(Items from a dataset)
--*--

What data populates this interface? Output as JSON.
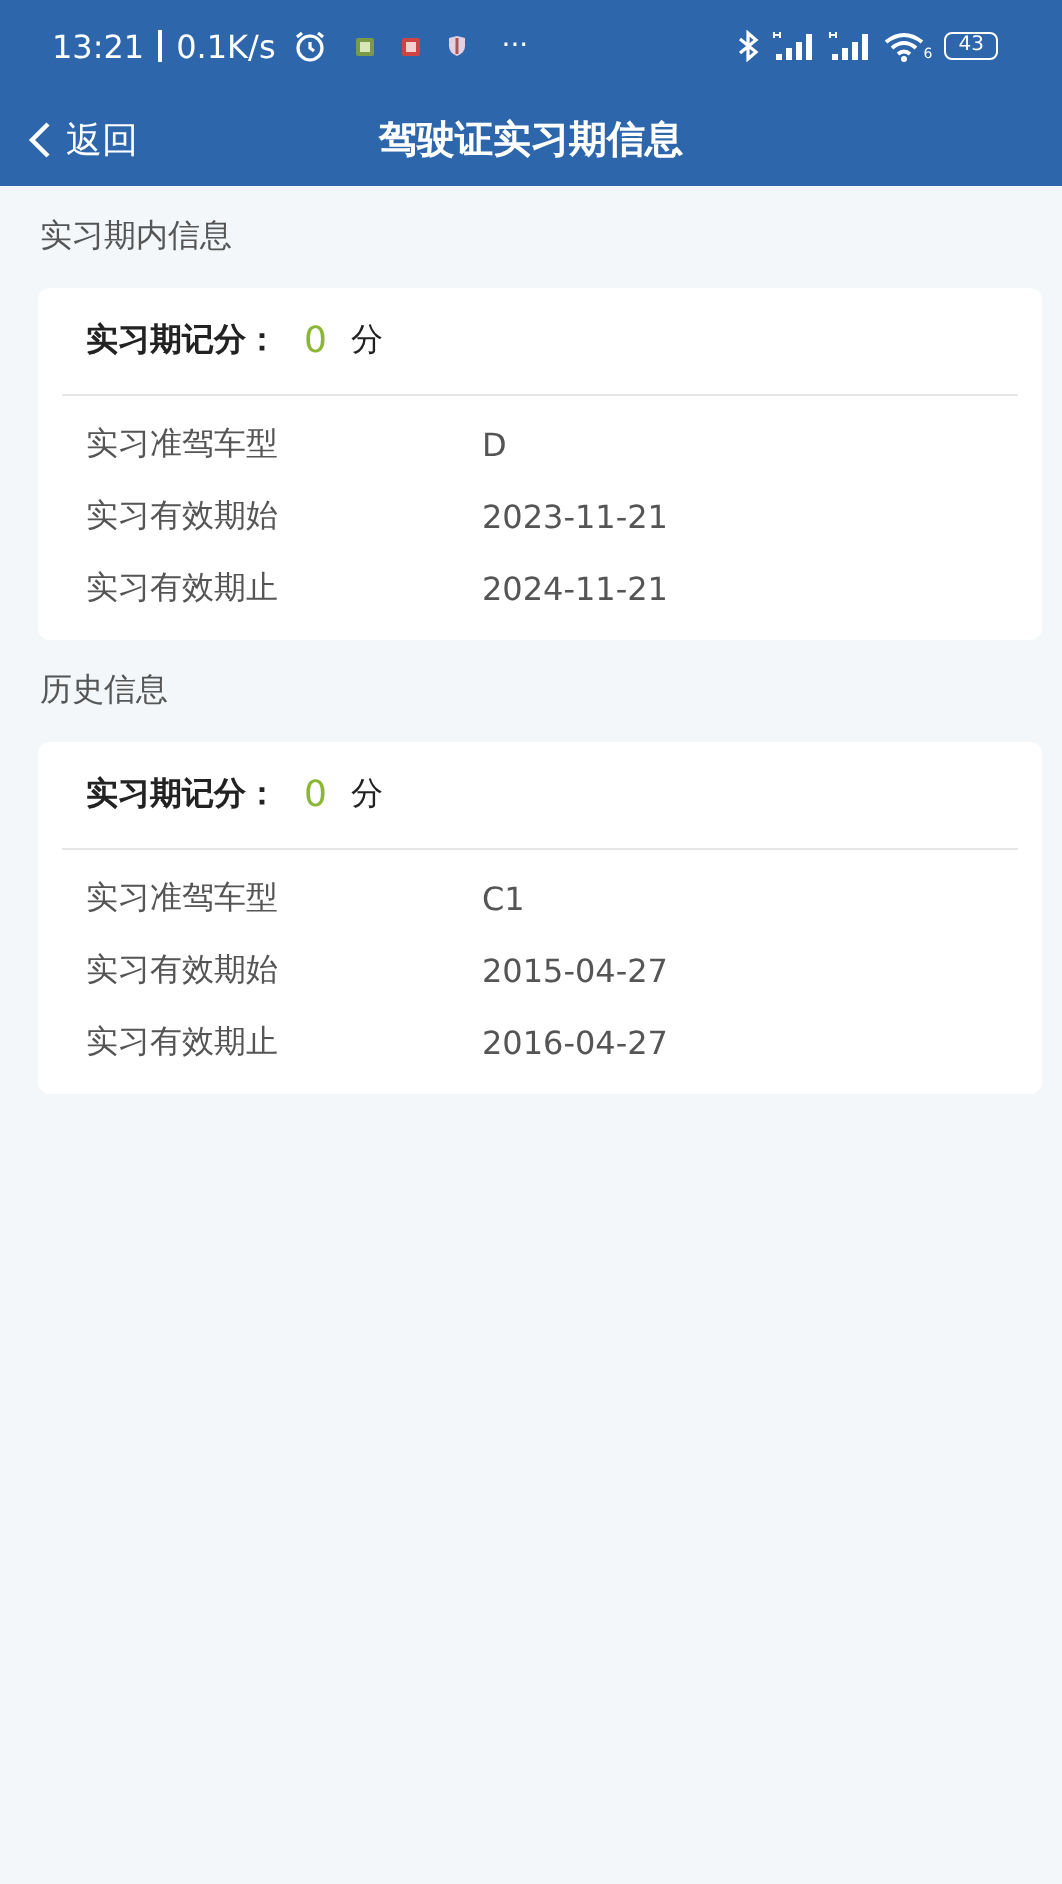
{
  "status_bar": {
    "time": "13:21",
    "speed": "0.1K/s",
    "more": "···",
    "wifi_badge": "6",
    "battery": "43"
  },
  "nav": {
    "back": "返回",
    "title": "驾驶证实习期信息"
  },
  "sections": [
    {
      "heading": "实习期内信息",
      "score_label": "实习期记分：",
      "score": "0",
      "score_unit": "分",
      "rows": [
        {
          "label": "实习准驾车型",
          "value": "D"
        },
        {
          "label": "实习有效期始",
          "value": "2023-11-21"
        },
        {
          "label": "实习有效期止",
          "value": "2024-11-21"
        }
      ]
    },
    {
      "heading": "历史信息",
      "score_label": "实习期记分：",
      "score": "0",
      "score_unit": "分",
      "rows": [
        {
          "label": "实习准驾车型",
          "value": "C1"
        },
        {
          "label": "实习有效期始",
          "value": "2015-04-27"
        },
        {
          "label": "实习有效期止",
          "value": "2016-04-27"
        }
      ]
    }
  ]
}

--*--

# DO THIS:
Retype all of the entries exactly as written, leaving out any images.

# EXERCISE ANSWER:
What data populates this interface? Output as JSON.
{
  "status_bar": {
    "time": "13:21",
    "speed": "0.1K/s",
    "more": "···",
    "wifi_badge": "6",
    "battery": "43"
  },
  "nav": {
    "back": "返回",
    "title": "驾驶证实习期信息"
  },
  "sections": [
    {
      "heading": "实习期内信息",
      "score_label": "实习期记分：",
      "score": "0",
      "score_unit": "分",
      "rows": [
        {
          "label": "实习准驾车型",
          "value": "D"
        },
        {
          "label": "实习有效期始",
          "value": "2023-11-21"
        },
        {
          "label": "实习有效期止",
          "value": "2024-11-21"
        }
      ]
    },
    {
      "heading": "历史信息",
      "score_label": "实习期记分：",
      "score": "0",
      "score_unit": "分",
      "rows": [
        {
          "label": "实习准驾车型",
          "value": "C1"
        },
        {
          "label": "实习有效期始",
          "value": "2015-04-27"
        },
        {
          "label": "实习有效期止",
          "value": "2016-04-27"
        }
      ]
    }
  ]
}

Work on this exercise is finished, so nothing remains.